=== BRIEF ===
Report every line below that holds the word "ZOOM".

=== PROVIDED MATERIAL ===
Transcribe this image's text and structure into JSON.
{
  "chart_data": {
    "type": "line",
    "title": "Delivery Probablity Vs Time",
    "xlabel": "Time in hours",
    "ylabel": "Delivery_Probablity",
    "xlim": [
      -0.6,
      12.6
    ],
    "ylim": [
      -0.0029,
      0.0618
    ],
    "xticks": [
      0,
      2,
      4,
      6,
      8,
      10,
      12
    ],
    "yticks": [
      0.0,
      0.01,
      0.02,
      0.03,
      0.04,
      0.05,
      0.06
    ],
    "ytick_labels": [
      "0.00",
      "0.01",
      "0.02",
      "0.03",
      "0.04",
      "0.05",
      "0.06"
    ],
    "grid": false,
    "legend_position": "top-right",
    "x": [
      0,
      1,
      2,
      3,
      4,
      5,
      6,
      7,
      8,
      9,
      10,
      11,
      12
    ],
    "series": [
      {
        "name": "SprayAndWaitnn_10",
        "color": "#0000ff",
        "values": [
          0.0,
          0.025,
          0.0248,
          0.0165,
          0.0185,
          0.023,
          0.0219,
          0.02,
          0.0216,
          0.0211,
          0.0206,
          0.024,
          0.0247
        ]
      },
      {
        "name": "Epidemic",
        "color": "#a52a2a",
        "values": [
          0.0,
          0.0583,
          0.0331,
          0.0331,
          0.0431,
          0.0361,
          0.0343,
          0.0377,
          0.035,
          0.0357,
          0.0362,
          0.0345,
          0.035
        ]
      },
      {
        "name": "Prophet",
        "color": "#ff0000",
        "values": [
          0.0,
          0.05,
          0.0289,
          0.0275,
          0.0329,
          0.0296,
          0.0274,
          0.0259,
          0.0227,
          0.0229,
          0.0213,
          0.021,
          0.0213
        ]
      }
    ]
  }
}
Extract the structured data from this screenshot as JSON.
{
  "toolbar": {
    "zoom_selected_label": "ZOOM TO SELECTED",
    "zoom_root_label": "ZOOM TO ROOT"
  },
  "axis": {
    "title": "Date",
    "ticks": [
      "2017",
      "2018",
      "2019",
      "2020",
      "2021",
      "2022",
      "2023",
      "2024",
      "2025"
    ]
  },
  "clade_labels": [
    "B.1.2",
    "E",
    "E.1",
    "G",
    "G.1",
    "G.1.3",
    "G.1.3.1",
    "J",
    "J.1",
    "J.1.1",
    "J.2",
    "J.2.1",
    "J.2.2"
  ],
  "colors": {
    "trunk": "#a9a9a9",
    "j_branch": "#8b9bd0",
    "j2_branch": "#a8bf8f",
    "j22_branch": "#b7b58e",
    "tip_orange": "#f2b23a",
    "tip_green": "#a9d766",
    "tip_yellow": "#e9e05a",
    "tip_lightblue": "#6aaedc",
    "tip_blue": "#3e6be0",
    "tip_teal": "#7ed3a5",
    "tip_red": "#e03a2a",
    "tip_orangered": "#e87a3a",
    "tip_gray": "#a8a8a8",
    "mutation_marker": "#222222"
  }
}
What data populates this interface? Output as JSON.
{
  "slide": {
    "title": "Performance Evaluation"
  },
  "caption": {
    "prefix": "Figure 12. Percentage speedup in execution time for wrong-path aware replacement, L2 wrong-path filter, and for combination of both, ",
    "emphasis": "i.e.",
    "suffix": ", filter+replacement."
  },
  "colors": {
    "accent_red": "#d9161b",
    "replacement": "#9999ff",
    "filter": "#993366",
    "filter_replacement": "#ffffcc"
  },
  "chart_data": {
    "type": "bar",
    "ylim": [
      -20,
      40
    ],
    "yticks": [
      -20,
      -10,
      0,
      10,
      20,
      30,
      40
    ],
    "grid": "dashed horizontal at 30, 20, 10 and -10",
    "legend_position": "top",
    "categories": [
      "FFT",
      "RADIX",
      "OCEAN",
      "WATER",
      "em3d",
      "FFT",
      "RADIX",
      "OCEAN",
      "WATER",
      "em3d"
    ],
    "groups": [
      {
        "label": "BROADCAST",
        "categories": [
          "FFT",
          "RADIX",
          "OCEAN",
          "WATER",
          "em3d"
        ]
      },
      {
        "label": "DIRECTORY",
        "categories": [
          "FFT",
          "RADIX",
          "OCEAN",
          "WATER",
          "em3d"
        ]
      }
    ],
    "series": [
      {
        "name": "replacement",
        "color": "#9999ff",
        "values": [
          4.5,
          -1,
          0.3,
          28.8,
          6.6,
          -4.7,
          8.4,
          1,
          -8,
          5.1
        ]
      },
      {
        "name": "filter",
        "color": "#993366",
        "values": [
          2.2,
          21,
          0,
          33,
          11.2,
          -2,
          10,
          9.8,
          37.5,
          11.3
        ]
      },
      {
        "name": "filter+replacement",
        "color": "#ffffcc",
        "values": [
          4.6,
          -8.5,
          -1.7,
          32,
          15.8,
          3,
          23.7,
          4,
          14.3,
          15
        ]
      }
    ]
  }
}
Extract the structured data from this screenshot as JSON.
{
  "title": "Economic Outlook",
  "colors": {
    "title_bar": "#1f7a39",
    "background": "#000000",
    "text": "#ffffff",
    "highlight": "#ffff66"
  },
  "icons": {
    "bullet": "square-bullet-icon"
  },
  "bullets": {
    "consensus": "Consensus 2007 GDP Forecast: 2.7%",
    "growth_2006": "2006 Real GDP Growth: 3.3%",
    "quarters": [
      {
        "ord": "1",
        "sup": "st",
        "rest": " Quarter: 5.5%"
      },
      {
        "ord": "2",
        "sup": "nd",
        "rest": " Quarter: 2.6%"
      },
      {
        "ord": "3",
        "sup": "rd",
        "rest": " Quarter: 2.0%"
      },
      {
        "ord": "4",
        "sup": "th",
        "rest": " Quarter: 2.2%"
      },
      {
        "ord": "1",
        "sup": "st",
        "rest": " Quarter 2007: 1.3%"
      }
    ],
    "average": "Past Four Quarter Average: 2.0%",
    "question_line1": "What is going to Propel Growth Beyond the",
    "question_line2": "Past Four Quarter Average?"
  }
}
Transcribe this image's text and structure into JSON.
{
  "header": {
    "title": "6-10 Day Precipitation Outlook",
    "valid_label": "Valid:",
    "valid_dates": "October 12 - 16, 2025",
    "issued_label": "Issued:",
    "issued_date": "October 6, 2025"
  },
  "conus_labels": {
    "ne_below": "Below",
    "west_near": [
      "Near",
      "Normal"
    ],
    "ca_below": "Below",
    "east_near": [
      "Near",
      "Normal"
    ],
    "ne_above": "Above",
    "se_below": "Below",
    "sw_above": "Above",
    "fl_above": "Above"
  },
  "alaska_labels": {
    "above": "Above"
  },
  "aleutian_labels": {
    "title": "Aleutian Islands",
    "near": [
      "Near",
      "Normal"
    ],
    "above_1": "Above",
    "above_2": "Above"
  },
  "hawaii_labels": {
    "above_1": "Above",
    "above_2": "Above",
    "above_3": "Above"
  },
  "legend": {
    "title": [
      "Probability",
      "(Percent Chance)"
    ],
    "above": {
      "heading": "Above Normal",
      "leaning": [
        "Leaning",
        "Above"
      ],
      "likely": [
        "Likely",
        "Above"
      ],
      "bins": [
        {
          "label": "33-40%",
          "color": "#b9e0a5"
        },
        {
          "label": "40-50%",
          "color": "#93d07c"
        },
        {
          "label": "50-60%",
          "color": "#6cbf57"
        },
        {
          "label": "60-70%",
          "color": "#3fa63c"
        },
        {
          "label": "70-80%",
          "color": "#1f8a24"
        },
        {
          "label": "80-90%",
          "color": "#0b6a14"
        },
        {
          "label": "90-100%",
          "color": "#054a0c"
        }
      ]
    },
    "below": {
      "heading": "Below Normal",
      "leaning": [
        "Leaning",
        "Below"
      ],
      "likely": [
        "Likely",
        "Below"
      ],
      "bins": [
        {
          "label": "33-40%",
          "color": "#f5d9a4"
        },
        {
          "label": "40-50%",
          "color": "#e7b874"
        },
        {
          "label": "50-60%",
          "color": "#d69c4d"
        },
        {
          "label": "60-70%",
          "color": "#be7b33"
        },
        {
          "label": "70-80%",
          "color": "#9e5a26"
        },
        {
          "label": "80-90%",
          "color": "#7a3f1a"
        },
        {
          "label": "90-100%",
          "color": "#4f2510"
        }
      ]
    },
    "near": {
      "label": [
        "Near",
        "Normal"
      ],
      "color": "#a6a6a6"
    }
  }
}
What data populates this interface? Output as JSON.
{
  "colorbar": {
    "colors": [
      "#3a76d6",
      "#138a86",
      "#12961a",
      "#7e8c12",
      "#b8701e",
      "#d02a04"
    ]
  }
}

=== RESULT FOR THIS EXERCISE ===
    "zoom_selected_label": "ZOOM TO SELECTED",
    "zoom_root_label": "ZOOM TO ROOT"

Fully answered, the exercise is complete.